● Provided entries
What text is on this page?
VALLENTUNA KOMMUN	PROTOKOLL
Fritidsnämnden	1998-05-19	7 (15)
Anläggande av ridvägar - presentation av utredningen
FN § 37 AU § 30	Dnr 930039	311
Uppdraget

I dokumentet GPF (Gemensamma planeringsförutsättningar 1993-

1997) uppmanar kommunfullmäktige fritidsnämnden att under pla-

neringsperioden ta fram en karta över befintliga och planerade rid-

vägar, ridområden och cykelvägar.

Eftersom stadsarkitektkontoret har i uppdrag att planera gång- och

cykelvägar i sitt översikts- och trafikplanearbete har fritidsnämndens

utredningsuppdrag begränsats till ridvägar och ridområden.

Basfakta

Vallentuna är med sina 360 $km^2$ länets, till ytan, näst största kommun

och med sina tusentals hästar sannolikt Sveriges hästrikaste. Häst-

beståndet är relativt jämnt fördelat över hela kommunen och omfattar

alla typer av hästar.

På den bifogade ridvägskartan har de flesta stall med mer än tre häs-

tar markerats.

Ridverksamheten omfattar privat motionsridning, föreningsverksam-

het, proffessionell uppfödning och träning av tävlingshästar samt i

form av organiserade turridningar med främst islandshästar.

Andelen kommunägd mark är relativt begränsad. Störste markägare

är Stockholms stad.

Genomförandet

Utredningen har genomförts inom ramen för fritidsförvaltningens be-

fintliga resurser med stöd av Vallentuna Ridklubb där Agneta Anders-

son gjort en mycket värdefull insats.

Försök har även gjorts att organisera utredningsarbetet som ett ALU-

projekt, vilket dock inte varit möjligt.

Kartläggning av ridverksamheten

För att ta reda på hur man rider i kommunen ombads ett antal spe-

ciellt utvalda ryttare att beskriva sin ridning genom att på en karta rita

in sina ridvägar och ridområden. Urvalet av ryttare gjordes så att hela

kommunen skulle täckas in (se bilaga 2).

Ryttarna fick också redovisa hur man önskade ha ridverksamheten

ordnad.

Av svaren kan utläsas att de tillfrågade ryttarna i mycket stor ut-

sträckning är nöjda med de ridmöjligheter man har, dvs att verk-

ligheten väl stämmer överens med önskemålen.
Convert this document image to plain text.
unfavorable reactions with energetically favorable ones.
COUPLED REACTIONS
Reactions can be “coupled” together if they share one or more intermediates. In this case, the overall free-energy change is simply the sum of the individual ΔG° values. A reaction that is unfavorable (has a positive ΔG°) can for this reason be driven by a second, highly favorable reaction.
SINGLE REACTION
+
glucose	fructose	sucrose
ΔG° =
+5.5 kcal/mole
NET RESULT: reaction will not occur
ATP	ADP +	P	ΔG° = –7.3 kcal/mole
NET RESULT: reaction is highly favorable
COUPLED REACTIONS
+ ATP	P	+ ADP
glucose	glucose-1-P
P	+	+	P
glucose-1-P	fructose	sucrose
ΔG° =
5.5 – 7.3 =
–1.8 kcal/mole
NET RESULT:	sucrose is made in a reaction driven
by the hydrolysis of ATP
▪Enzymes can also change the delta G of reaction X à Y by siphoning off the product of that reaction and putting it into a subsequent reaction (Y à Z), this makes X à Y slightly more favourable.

● Task details
Each line above that contains the word "relativt" must be copied.

● Answer space
beståndet är relativt jämnt fördelat över hela kommunen och omfattar
Andelen kommunägd mark är relativt begränsad. Störste markägare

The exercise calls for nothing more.